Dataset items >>
•••••

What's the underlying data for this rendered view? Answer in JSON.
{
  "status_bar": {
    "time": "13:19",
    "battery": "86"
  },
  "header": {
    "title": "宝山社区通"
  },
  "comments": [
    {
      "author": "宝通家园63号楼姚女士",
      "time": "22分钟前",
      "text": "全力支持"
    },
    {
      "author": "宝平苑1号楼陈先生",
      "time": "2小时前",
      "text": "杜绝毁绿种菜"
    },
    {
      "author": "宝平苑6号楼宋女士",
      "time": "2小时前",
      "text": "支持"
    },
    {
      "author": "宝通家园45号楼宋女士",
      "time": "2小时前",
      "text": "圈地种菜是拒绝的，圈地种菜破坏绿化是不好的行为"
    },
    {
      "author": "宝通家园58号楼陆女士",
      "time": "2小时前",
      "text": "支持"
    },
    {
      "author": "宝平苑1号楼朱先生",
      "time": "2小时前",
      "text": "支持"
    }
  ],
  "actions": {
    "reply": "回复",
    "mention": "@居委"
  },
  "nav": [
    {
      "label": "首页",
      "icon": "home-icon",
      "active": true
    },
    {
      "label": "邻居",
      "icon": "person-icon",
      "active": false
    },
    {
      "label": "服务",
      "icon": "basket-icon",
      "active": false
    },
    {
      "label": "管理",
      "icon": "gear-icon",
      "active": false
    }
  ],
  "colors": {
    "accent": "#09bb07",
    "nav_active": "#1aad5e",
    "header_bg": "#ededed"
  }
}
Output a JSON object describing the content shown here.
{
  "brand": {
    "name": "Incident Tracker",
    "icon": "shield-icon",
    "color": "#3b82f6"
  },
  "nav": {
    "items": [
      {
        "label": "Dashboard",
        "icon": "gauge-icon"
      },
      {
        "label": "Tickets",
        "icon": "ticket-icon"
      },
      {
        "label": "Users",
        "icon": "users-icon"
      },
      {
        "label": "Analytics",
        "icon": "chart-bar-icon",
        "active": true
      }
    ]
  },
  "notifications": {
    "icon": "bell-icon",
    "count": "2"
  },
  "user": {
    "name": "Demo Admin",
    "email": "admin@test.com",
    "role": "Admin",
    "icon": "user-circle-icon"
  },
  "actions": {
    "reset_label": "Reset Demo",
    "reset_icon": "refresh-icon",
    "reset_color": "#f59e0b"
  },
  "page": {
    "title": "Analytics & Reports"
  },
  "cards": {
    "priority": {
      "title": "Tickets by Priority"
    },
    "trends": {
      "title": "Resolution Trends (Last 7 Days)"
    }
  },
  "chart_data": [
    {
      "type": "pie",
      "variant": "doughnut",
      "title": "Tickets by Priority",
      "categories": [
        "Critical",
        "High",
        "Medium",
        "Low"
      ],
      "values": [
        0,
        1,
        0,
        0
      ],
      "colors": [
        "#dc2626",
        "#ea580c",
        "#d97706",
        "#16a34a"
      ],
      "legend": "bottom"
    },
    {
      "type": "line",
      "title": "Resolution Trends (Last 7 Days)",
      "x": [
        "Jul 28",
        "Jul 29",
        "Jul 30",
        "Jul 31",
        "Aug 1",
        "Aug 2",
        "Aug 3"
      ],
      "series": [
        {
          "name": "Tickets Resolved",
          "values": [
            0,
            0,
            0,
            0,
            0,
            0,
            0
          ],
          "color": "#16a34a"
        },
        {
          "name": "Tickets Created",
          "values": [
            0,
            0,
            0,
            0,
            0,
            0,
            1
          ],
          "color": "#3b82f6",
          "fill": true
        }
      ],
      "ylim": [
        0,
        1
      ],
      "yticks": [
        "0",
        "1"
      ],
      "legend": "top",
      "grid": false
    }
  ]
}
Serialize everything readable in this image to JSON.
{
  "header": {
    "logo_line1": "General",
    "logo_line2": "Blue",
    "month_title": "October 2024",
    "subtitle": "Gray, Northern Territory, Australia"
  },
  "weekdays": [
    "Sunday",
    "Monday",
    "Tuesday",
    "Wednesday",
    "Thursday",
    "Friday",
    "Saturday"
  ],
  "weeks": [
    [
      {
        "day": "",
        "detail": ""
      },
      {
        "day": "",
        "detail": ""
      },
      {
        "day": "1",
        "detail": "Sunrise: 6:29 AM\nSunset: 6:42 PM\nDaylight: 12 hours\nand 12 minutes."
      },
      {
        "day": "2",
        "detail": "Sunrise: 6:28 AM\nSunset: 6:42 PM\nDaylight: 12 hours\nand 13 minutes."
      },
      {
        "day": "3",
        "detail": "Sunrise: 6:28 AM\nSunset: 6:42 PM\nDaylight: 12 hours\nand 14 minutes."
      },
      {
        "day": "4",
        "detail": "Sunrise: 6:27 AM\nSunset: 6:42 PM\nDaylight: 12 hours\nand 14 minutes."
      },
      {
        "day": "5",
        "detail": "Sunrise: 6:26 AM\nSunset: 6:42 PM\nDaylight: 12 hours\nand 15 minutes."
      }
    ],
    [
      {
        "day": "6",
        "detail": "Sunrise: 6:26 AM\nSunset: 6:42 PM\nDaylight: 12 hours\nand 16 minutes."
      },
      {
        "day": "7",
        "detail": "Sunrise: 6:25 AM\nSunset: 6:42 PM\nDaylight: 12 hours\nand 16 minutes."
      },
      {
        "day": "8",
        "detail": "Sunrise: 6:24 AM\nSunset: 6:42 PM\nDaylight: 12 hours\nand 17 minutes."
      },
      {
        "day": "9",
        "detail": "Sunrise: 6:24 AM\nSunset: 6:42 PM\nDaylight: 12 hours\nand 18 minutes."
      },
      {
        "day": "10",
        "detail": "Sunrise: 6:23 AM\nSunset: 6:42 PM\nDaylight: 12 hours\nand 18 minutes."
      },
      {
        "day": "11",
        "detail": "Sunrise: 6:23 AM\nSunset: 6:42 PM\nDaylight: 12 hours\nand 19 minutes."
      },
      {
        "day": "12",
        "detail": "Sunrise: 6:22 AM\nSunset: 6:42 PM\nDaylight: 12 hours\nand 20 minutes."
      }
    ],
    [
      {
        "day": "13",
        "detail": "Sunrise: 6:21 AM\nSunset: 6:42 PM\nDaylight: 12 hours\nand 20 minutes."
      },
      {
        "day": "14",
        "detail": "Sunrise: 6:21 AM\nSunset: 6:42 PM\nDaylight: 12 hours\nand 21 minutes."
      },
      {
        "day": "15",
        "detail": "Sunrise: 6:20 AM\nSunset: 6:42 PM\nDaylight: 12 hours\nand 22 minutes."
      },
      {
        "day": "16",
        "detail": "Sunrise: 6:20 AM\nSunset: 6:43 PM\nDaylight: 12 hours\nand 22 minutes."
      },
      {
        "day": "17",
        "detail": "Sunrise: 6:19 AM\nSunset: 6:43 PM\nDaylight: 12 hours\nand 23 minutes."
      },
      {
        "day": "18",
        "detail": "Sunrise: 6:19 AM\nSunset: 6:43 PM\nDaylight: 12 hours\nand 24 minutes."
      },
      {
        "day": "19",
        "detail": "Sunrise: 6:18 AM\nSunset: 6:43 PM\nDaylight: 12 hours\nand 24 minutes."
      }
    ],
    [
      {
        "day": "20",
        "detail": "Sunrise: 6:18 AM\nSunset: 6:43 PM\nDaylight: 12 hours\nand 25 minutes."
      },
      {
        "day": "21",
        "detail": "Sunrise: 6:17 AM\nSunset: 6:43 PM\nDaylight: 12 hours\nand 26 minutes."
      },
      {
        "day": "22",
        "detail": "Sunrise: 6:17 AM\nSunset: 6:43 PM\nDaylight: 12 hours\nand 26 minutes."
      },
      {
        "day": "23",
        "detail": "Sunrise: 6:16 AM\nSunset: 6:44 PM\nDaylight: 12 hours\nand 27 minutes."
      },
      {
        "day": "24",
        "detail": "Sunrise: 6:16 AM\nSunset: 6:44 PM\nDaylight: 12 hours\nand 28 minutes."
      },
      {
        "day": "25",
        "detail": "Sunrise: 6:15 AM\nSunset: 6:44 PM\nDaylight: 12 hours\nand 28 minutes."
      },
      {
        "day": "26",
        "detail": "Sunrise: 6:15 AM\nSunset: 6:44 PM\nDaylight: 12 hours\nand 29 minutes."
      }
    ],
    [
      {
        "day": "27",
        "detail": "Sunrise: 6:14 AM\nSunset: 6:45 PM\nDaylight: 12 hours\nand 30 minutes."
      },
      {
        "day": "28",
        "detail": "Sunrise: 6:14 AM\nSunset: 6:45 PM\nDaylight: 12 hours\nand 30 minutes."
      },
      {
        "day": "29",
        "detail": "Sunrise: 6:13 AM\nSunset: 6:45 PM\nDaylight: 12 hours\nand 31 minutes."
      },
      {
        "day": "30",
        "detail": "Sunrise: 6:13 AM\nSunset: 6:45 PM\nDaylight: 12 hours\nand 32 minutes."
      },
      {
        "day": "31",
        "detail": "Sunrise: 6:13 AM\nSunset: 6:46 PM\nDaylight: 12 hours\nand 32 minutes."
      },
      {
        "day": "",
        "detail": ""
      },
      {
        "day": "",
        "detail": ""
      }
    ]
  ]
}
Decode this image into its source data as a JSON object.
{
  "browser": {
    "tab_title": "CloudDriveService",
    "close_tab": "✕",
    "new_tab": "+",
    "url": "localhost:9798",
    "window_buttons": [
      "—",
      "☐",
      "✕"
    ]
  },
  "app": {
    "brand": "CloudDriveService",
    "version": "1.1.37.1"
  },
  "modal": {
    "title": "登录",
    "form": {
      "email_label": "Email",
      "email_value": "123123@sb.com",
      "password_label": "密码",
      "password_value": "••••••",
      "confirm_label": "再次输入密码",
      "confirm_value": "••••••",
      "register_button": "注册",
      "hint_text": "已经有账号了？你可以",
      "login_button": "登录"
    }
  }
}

•••••

Written problem >> From the data above, work out how many lines hold "image". Answer with the number alone.

Solution >> 2